_EXERCISE TASK_:
List the lines of this listing that hold the word "wall".

Dataset entries on figures

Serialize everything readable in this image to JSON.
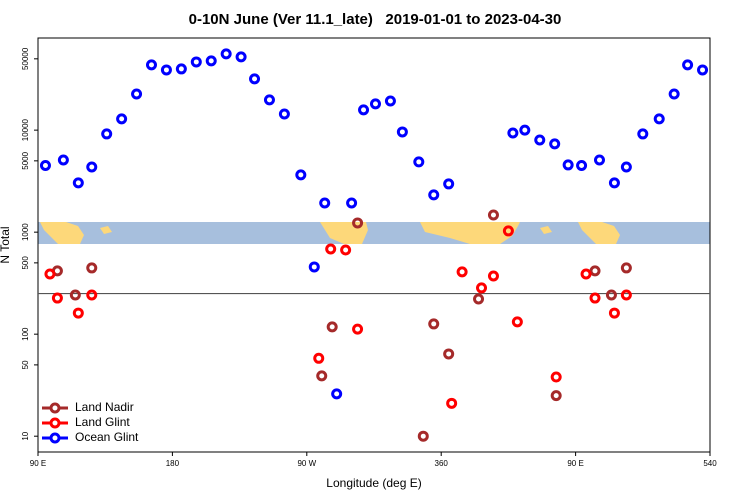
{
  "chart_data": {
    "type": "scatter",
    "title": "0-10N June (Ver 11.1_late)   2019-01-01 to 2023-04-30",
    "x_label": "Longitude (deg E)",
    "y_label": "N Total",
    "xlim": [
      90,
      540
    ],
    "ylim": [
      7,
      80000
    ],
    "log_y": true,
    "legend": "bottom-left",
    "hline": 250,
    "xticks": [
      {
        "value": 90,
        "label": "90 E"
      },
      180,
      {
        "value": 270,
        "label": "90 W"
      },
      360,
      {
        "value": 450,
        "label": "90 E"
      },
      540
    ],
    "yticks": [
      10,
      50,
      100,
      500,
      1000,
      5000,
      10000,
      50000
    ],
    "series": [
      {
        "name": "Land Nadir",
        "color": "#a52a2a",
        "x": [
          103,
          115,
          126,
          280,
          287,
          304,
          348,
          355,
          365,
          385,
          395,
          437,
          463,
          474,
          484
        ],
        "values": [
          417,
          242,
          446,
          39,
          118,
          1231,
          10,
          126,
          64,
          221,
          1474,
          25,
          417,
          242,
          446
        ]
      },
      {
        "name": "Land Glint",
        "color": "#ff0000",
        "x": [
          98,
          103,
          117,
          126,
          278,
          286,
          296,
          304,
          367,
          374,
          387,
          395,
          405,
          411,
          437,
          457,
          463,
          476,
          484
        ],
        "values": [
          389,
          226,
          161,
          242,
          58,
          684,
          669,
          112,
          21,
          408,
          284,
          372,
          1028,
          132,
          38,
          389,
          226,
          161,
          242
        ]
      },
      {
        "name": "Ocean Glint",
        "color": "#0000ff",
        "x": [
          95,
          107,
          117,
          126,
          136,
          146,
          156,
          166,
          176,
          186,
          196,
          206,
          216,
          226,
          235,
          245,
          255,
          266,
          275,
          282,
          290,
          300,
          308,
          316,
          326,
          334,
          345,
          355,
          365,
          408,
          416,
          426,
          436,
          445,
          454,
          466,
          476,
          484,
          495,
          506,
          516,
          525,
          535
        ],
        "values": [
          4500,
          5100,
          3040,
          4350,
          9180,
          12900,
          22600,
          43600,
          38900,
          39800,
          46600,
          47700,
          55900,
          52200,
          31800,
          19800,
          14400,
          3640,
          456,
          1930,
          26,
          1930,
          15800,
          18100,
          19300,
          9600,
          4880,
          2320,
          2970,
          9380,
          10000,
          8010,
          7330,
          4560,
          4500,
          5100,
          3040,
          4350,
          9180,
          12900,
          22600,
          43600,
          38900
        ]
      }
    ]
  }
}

---

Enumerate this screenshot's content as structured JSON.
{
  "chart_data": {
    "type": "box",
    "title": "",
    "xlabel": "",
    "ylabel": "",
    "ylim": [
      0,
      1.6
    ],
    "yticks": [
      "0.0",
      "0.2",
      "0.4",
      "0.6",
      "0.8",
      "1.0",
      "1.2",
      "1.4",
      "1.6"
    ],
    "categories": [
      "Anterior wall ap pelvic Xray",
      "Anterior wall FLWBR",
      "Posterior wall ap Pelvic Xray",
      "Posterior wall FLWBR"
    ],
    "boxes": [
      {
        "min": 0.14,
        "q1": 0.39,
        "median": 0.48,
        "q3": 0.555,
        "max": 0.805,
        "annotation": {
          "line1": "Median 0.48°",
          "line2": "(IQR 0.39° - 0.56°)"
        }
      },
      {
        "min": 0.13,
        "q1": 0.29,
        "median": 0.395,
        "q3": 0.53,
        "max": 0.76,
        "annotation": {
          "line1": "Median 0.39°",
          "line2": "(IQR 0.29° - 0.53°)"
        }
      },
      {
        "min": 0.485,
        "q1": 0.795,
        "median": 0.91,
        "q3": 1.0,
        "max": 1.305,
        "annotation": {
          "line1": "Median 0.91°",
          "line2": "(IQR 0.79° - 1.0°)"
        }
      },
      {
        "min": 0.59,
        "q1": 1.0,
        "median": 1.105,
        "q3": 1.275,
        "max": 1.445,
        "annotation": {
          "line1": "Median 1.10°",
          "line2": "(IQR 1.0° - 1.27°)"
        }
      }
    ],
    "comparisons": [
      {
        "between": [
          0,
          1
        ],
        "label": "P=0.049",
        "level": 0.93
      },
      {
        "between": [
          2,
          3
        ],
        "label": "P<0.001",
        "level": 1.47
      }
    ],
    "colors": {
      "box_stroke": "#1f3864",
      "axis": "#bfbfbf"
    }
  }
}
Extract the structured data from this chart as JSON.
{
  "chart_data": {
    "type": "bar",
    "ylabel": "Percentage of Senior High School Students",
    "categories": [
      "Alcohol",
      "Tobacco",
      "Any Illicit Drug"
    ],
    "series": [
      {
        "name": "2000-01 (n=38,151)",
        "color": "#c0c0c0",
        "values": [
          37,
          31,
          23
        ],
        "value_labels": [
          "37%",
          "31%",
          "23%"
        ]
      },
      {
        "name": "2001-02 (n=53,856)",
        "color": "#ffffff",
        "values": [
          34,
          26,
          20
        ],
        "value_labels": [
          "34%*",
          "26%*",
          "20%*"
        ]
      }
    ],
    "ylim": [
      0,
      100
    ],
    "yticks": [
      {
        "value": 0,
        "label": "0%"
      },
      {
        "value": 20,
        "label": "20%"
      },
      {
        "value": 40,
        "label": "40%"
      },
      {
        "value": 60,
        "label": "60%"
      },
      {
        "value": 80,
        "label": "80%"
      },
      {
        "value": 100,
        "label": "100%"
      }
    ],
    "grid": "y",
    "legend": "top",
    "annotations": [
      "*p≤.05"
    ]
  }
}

_THE ANSWER_:
      "Anterior wall ap pelvic Xray",
      "Anterior wall FLWBR",
      "Posterior wall ap Pelvic Xray",
      "Posterior wall FLWBR"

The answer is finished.